WORK TO COMPLETE
Return the data exactly, with all pictures removed.

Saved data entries
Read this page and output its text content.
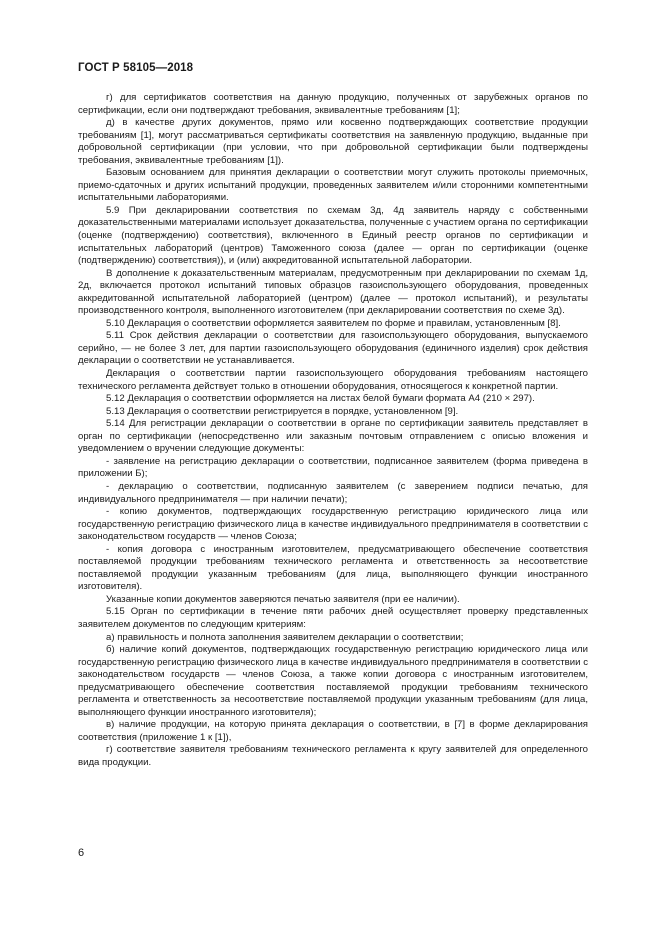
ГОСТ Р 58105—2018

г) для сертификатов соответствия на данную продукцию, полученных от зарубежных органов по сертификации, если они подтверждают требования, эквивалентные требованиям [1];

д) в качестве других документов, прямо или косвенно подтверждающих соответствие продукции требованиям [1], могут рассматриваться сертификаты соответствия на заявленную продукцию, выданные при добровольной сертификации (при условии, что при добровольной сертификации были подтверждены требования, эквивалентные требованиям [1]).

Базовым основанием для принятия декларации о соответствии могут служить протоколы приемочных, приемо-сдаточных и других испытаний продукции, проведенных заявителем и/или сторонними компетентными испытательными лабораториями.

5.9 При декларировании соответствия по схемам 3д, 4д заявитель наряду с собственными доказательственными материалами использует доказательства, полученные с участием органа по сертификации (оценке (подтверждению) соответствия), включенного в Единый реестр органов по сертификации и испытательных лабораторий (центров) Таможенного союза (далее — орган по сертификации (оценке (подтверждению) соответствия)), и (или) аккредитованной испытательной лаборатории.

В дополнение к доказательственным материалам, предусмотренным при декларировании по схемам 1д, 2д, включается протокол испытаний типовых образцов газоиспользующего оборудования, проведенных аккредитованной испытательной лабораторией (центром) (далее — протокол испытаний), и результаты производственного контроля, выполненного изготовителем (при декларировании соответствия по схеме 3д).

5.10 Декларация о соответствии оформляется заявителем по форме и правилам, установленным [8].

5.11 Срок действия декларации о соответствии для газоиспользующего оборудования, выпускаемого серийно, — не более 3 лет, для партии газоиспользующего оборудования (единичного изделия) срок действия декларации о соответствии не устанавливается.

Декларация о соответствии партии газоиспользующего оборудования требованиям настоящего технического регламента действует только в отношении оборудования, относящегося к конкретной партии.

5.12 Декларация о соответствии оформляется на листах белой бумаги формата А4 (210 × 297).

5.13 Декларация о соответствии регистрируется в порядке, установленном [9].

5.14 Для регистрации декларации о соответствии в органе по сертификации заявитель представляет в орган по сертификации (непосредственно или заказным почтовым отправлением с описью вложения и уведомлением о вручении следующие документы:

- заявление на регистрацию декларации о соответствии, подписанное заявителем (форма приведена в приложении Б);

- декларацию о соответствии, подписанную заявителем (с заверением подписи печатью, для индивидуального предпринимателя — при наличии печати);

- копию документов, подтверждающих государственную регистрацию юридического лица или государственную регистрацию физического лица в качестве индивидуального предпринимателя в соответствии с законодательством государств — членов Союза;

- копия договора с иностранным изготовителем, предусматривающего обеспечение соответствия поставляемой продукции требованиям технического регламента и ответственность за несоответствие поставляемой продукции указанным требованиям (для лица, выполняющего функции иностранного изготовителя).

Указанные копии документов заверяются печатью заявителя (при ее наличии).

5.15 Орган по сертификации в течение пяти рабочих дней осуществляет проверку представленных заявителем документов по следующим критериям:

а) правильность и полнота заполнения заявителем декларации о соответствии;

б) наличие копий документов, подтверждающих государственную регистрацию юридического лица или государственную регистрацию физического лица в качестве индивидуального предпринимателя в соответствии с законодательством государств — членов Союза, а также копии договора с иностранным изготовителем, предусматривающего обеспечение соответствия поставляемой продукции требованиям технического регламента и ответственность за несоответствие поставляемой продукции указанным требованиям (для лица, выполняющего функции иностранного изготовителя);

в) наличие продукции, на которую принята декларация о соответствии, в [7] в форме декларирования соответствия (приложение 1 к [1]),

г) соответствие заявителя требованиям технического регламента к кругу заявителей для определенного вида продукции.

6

OUTPUT
Read this page and output its text content.
ГОСТ Р 58105—2018

г) для сертификатов соответствия на данную продукцию, полученных от зарубежных органов по сертификации, если они подтверждают требования, эквивалентные требованиям [1];

д) в качестве других документов, прямо или косвенно подтверждающих соответствие продукции требованиям [1], могут рассматриваться сертификаты соответствия на заявленную продукцию, выданные при добровольной сертификации (при условии, что при добровольной сертификации были подтверждены требования, эквивалентные требованиям [1]).

Базовым основанием для принятия декларации о соответствии могут служить протоколы приемочных, приемо-сдаточных и других испытаний продукции, проведенных заявителем и/или сторонними компетентными испытательными лабораториями.

5.9 При декларировании соответствия по схемам 3д, 4д заявитель наряду с собственными доказательственными материалами использует доказательства, полученные с участием органа по сертификации (оценке (подтверждению) соответствия), включенного в Единый реестр органов по сертификации и испытательных лабораторий (центров) Таможенного союза (далее — орган по сертификации (оценке (подтверждению) соответствия)), и (или) аккредитованной испытательной лаборатории.

В дополнение к доказательственным материалам, предусмотренным при декларировании по схемам 1д, 2д, включается протокол испытаний типовых образцов газоиспользующего оборудования, проведенных аккредитованной испытательной лабораторией (центром) (далее — протокол испытаний), и результаты производственного контроля, выполненного изготовителем (при декларировании соответствия по схеме 3д).

5.10 Декларация о соответствии оформляется заявителем по форме и правилам, установленным [8].

5.11 Срок действия декларации о соответствии для газоиспользующего оборудования, выпускаемого серийно, — не более 3 лет, для партии газоиспользующего оборудования (единичного изделия) срок действия декларации о соответствии не устанавливается.

Декларация о соответствии партии газоиспользующего оборудования требованиям настоящего технического регламента действует только в отношении оборудования, относящегося к конкретной партии.

5.12 Декларация о соответствии оформляется на листах белой бумаги формата А4 (210 × 297).

5.13 Декларация о соответствии регистрируется в порядке, установленном [9].

5.14 Для регистрации декларации о соответствии в органе по сертификации заявитель представляет в орган по сертификации (непосредственно или заказным почтовым отправлением с описью вложения и уведомлением о вручении следующие документы:

- заявление на регистрацию декларации о соответствии, подписанное заявителем (форма приведена в приложении Б);

- декларацию о соответствии, подписанную заявителем (с заверением подписи печатью, для индивидуального предпринимателя — при наличии печати);

- копию документов, подтверждающих государственную регистрацию юридического лица или государственную регистрацию физического лица в качестве индивидуального предпринимателя в соответствии с законодательством государств — членов Союза;

- копия договора с иностранным изготовителем, предусматривающего обеспечение соответствия поставляемой продукции требованиям технического регламента и ответственность за несоответствие поставляемой продукции указанным требованиям (для лица, выполняющего функции иностранного изготовителя).

Указанные копии документов заверяются печатью заявителя (при ее наличии).

5.15 Орган по сертификации в течение пяти рабочих дней осуществляет проверку представленных заявителем документов по следующим критериям:

а) правильность и полнота заполнения заявителем декларации о соответствии;

б) наличие копий документов, подтверждающих государственную регистрацию юридического лица или государственную регистрацию физического лица в качестве индивидуального предпринимателя в соответствии с законодательством государств — членов Союза, а также копии договора с иностранным изготовителем, предусматривающего обеспечение соответствия поставляемой продукции требованиям технического регламента и ответственность за несоответствие поставляемой продукции указанным требованиям (для лица, выполняющего функции иностранного изготовителя);

в) наличие продукции, на которую принята декларация о соответствии, в [7] в форме декларирования соответствия (приложение 1 к [1]),

г) соответствие заявителя требованиям технического регламента к кругу заявителей для определенного вида продукции.

6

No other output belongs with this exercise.